__WHAT IS EXPECTED__.
Output the lines from the one containing "page-title: Main Menu" through the one containing "menu-description: User statistics", both included, as a JSON list of strings with one string per line and blank lines omitted.

__DATA EXCERPTS__.
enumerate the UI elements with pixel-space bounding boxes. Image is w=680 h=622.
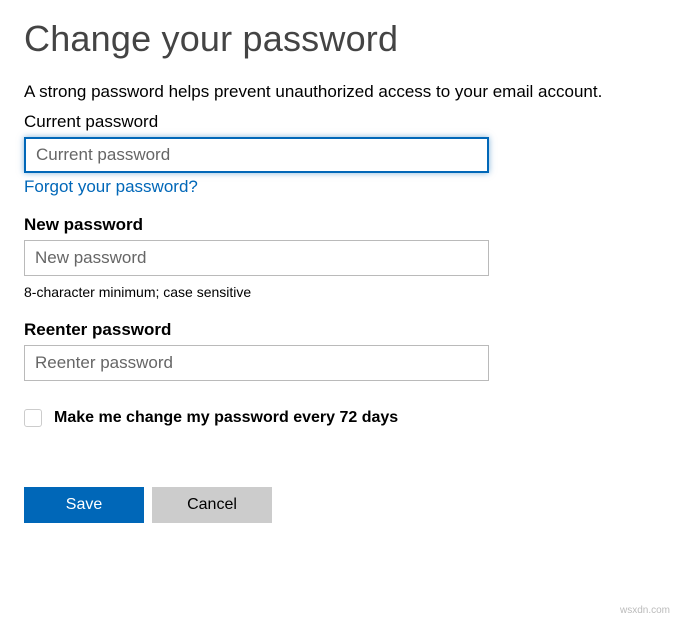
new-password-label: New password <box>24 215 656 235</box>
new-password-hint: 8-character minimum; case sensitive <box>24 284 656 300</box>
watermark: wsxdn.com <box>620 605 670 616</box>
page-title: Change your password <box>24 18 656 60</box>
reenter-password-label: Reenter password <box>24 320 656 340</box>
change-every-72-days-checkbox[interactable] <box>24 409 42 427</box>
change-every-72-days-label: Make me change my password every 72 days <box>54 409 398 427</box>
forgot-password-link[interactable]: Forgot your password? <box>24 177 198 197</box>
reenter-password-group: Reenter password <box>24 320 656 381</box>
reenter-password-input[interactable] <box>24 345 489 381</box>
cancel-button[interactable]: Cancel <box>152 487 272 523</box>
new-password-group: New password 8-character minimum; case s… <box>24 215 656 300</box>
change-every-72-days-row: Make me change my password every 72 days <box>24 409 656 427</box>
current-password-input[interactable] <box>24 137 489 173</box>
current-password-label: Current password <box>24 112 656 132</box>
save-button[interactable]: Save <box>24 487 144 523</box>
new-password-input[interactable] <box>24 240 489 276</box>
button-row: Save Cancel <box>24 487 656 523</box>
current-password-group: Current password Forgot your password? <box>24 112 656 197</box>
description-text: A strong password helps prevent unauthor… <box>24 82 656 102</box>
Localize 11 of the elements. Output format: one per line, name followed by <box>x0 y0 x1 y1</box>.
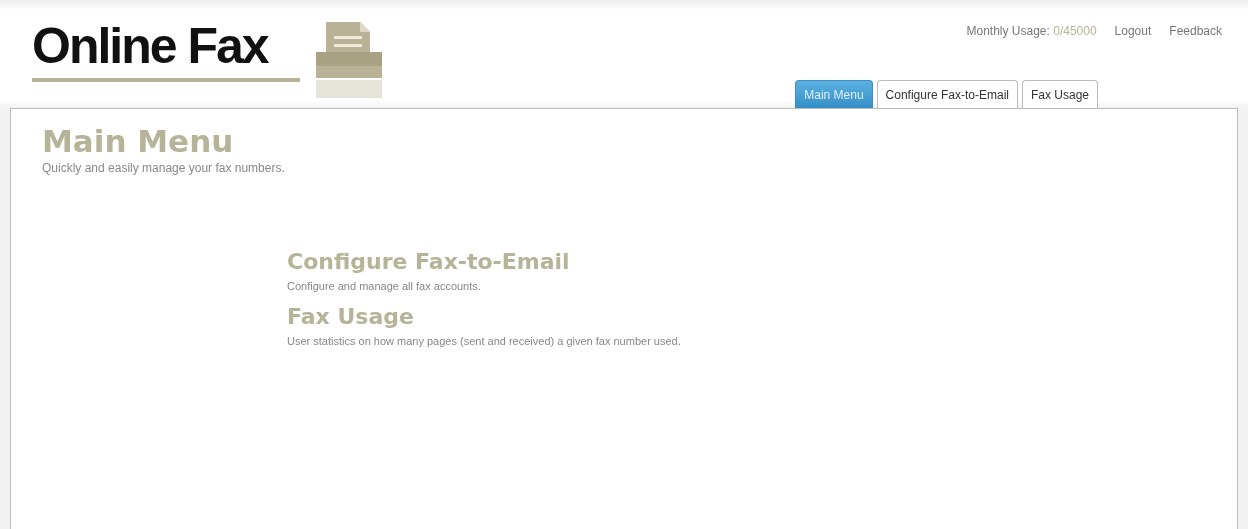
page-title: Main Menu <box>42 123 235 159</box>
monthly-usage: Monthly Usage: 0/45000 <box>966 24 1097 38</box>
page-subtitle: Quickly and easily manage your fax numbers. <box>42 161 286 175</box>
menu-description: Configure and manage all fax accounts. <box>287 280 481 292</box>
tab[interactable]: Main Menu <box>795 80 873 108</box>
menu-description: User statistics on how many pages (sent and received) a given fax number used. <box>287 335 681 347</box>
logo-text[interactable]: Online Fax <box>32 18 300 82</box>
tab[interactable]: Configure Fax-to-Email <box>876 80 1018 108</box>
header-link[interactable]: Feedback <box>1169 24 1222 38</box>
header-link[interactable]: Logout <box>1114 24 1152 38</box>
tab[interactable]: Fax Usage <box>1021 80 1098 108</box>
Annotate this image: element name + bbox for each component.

...

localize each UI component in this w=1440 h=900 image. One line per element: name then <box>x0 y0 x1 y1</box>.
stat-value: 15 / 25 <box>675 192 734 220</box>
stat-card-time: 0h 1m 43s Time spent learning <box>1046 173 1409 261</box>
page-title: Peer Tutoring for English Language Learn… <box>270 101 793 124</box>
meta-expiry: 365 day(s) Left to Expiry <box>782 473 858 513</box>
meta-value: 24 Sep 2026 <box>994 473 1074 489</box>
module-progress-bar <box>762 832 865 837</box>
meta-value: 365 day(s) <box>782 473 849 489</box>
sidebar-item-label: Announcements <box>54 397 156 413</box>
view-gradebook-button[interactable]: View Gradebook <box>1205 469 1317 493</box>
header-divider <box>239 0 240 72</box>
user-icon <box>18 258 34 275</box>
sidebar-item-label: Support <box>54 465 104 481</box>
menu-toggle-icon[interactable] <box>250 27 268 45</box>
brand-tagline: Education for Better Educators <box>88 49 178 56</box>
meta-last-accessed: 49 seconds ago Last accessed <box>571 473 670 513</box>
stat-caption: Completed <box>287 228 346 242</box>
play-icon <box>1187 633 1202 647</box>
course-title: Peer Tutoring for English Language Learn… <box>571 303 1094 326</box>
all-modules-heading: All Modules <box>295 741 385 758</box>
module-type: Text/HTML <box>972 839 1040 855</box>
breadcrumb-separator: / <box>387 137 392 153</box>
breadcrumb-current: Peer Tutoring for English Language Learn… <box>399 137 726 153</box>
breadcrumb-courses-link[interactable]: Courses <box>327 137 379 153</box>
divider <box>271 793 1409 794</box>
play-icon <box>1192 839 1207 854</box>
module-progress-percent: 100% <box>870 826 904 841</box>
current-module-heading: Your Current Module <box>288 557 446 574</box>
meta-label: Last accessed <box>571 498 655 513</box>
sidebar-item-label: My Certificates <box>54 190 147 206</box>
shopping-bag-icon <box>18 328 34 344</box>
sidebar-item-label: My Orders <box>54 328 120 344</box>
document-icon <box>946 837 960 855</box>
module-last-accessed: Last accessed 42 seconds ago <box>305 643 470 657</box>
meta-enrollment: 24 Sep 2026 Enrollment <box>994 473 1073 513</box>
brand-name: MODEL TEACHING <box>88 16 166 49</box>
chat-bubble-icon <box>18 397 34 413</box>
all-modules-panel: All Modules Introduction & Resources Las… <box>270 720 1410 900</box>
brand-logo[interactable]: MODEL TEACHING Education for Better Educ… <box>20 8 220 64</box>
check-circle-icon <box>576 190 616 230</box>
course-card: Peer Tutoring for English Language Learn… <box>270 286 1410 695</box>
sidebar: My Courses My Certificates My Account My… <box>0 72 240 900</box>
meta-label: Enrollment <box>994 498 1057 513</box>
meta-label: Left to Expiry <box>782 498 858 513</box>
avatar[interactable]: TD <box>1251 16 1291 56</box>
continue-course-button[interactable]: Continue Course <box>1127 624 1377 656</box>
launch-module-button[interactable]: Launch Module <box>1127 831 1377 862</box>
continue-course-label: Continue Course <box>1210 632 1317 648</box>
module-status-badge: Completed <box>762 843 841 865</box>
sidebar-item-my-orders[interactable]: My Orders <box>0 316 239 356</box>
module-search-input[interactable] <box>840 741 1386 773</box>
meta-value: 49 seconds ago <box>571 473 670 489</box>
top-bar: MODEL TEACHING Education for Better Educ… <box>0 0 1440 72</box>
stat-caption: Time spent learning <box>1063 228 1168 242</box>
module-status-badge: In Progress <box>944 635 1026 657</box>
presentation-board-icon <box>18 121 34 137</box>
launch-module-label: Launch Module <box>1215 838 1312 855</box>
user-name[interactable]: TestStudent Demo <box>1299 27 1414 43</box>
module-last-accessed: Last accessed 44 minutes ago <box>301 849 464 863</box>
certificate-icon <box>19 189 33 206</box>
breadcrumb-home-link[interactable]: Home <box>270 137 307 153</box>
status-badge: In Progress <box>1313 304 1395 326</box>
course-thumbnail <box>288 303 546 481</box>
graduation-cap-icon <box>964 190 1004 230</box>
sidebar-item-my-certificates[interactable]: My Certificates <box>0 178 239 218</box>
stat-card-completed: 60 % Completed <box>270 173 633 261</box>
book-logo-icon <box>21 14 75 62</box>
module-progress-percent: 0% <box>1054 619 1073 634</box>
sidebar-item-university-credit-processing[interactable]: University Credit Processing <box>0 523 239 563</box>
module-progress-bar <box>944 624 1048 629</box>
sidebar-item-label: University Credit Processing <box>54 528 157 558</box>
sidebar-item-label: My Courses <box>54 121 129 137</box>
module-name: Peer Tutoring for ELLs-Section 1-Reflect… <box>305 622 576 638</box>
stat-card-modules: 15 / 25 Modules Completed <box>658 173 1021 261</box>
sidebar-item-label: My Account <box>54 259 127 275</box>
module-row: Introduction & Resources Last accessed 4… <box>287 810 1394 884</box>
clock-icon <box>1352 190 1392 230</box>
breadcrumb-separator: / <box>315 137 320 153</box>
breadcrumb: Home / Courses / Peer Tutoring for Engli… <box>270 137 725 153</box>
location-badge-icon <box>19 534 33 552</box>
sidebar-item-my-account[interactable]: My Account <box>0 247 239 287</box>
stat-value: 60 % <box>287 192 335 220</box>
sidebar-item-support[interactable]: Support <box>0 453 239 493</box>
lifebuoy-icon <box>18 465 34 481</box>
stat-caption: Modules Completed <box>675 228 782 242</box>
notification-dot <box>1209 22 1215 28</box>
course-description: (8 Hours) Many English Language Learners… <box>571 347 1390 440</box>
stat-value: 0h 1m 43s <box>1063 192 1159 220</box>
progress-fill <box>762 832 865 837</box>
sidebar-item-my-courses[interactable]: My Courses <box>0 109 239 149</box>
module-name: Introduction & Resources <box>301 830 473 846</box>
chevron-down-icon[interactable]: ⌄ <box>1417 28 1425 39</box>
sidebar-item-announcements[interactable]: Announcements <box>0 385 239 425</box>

__CORRECT OUTPUT__.
[
  "page-title: Main Menu <box>42 123 235 159</box>",
  "monthly-usage: Monthly Usage: 0/45000 <box>966 24 1097 38</box>",
  "page-subtitle: Quickly and easily manage your fax numbers. <box>42 161 286 175</box>",
  "menu-description: Configure and manage all fax accounts. <box>287 280 481 292</box>",
  "tab[interactable]: Main Menu <box>795 80 873 108</box>",
  "menu-description: User statistics on how many pages (sent and received) a given fax number used. <box>287 335 681 347</box>"
]